Exercise brief:
Write out the records below word for word, please.

Source records:
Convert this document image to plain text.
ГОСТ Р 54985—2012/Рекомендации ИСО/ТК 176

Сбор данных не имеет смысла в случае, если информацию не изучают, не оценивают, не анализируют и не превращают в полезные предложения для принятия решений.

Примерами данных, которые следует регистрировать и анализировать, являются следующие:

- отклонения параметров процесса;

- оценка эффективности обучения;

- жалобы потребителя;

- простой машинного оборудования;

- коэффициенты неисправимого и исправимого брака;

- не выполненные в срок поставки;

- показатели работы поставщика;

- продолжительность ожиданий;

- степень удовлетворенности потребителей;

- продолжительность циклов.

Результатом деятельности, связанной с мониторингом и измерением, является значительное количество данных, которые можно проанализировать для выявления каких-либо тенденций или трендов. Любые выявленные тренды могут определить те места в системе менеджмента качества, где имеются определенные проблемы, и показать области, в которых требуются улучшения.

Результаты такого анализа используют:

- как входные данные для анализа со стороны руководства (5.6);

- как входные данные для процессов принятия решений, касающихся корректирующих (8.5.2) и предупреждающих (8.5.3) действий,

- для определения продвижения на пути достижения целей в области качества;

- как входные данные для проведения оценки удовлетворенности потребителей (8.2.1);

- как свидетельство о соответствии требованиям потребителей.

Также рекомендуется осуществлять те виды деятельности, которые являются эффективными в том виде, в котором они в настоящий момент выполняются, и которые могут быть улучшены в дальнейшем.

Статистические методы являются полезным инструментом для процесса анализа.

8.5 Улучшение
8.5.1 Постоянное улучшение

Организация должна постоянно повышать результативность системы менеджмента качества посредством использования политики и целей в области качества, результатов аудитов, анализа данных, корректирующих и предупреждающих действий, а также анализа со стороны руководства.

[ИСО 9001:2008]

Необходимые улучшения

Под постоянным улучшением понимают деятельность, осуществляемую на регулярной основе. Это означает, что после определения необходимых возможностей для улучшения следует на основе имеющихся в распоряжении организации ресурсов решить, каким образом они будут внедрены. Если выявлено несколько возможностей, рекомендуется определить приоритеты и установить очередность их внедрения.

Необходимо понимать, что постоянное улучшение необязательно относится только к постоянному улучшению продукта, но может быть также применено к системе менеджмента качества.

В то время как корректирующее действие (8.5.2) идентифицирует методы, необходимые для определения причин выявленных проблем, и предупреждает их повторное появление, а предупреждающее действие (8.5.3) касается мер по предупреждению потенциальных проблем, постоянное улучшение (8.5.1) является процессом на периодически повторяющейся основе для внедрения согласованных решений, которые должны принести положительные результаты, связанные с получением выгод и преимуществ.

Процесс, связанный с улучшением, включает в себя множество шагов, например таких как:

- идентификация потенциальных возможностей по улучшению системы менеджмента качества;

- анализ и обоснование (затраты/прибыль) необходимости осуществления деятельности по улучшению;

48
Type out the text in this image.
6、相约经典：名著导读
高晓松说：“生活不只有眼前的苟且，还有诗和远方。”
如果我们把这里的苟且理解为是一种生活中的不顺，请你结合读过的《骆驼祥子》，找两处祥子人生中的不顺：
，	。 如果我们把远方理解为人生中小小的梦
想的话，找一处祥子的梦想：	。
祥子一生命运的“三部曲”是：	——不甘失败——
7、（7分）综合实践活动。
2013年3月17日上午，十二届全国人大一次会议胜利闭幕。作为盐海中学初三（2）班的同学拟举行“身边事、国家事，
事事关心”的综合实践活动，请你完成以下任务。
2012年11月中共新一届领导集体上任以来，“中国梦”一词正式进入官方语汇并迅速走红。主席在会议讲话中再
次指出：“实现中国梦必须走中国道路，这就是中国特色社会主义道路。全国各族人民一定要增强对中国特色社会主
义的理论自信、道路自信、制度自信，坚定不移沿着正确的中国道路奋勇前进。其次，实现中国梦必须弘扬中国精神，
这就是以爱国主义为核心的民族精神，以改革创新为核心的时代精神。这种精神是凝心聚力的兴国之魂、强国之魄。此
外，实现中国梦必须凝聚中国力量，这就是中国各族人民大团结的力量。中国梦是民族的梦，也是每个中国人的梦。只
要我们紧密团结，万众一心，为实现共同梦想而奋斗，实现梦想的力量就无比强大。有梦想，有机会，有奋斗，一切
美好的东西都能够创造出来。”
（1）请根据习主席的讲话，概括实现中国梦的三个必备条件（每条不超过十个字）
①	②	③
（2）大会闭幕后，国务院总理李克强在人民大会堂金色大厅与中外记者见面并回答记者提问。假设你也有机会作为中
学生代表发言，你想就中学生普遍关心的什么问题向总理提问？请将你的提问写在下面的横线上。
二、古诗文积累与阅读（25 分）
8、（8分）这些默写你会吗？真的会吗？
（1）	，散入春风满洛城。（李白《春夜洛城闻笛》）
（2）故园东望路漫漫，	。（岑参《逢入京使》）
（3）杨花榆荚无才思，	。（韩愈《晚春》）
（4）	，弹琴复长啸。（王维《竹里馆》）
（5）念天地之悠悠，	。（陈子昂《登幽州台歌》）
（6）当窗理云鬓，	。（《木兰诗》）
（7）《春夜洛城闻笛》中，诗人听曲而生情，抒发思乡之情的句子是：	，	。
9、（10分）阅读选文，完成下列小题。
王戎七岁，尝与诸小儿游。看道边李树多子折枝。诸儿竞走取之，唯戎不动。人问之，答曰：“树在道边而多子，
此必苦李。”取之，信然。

Answer to this problem:
Convert this document image to plain text.
ГОСТ Р 54985—2012/Рекомендации ИСО/ТК 176

Сбор данных не имеет смысла в случае, если информацию не изучают, не оценивают, не анализируют и не превращают в полезные предложения для принятия решений.

Примерами данных, которые следует регистрировать и анализировать, являются следующие:

- отклонения параметров процесса;

- оценка эффективности обучения;

- жалобы потребителя;

- простой машинного оборудования;

- коэффициенты неисправимого и исправимого брака;

- не выполненные в срок поставки;

- показатели работы поставщика;

- продолжительность ожиданий;

- степень удовлетворенности потребителей;

- продолжительность циклов.

Результатом деятельности, связанной с мониторингом и измерением, является значительное количество данных, которые можно проанализировать для выявления каких-либо тенденций или трендов. Любые выявленные тренды могут определить те места в системе менеджмента качества, где имеются определенные проблемы, и показать области, в которых требуются улучшения.

Результаты такого анализа используют:

- как входные данные для анализа со стороны руководства (5.6);

- как входные данные для процессов принятия решений, касающихся корректирующих (8.5.2) и предупреждающих (8.5.3) действий,

- для определения продвижения на пути достижения целей в области качества;

- как входные данные для проведения оценки удовлетворенности потребителей (8.2.1);

- как свидетельство о соответствии требованиям потребителей.

Также рекомендуется осуществлять те виды деятельности, которые являются эффективными в том виде, в котором они в настоящий момент выполняются, и которые могут быть улучшены в дальнейшем.

Статистические методы являются полезным инструментом для процесса анализа.

8.5 Улучшение
8.5.1 Постоянное улучшение

Организация должна постоянно повышать результативность системы менеджмента качества посредством использования политики и целей в области качества, результатов аудитов, анализа данных, корректирующих и предупреждающих действий, а также анализа со стороны руководства.

[ИСО 9001:2008]

Необходимые улучшения

Под постоянным улучшением понимают деятельность, осуществляемую на регулярной основе. Это означает, что после определения необходимых возможностей для улучшения следует на основе имеющихся в распоряжении организации ресурсов решить, каким образом они будут внедрены. Если выявлено несколько возможностей, рекомендуется определить приоритеты и установить очередность их внедрения.

Необходимо понимать, что постоянное улучшение необязательно относится только к постоянному улучшению продукта, но может быть также применено к системе менеджмента качества.

В то время как корректирующее действие (8.5.2) идентифицирует методы, необходимые для определения причин выявленных проблем, и предупреждает их повторное появление, а предупреждающее действие (8.5.3) касается мер по предупреждению потенциальных проблем, постоянное улучшение (8.5.1) является процессом на периодически повторяющейся основе для внедрения согласованных решений, которые должны принести положительные результаты, связанные с получением выгод и преимуществ.

Процесс, связанный с улучшением, включает в себя множество шагов, например таких как:

- идентификация потенциальных возможностей по улучшению системы менеджмента качества;

- анализ и обоснование (затраты/прибыль) необходимости осуществления деятельности по улучшению;

48
Type out the text in this image.
6、相约经典：名著导读
高晓松说：“生活不只有眼前的苟且，还有诗和远方。”
如果我们把这里的苟且理解为是一种生活中的不顺，请你结合读过的《骆驼祥子》，找两处祥子人生中的不顺：
，	。 如果我们把远方理解为人生中小小的梦
想的话，找一处祥子的梦想：	。
祥子一生命运的“三部曲”是：	——不甘失败——
7、（7分）综合实践活动。
2013年3月17日上午，十二届全国人大一次会议胜利闭幕。作为盐海中学初三（2）班的同学拟举行“身边事、国家事，
事事关心”的综合实践活动，请你完成以下任务。
2012年11月中共新一届领导集体上任以来，“中国梦”一词正式进入官方语汇并迅速走红。主席在会议讲话中再
次指出：“实现中国梦必须走中国道路，这就是中国特色社会主义道路。全国各族人民一定要增强对中国特色社会主
义的理论自信、道路自信、制度自信，坚定不移沿着正确的中国道路奋勇前进。其次，实现中国梦必须弘扬中国精神，
这就是以爱国主义为核心的民族精神，以改革创新为核心的时代精神。这种精神是凝心聚力的兴国之魂、强国之魄。此
外，实现中国梦必须凝聚中国力量，这就是中国各族人民大团结的力量。中国梦是民族的梦，也是每个中国人的梦。只
要我们紧密团结，万众一心，为实现共同梦想而奋斗，实现梦想的力量就无比强大。有梦想，有机会，有奋斗，一切
美好的东西都能够创造出来。”
（1）请根据习主席的讲话，概括实现中国梦的三个必备条件（每条不超过十个字）
①	②	③
（2）大会闭幕后，国务院总理李克强在人民大会堂金色大厅与中外记者见面并回答记者提问。假设你也有机会作为中
学生代表发言，你想就中学生普遍关心的什么问题向总理提问？请将你的提问写在下面的横线上。
二、古诗文积累与阅读（25 分）
8、（8分）这些默写你会吗？真的会吗？
（1）	，散入春风满洛城。（李白《春夜洛城闻笛》）
（2）故园东望路漫漫，	。（岑参《逢入京使》）
（3）杨花榆荚无才思，	。（韩愈《晚春》）
（4）	，弹琴复长啸。（王维《竹里馆》）
（5）念天地之悠悠，	。（陈子昂《登幽州台歌》）
（6）当窗理云鬓，	。（《木兰诗》）
（7）《春夜洛城闻笛》中，诗人听曲而生情，抒发思乡之情的句子是：	，	。
9、（10分）阅读选文，完成下列小题。
王戎七岁，尝与诸小儿游。看道边李树多子折枝。诸儿竞走取之，唯戎不动。人问之，答曰：“树在道边而多子，
此必苦李。”取之，信然。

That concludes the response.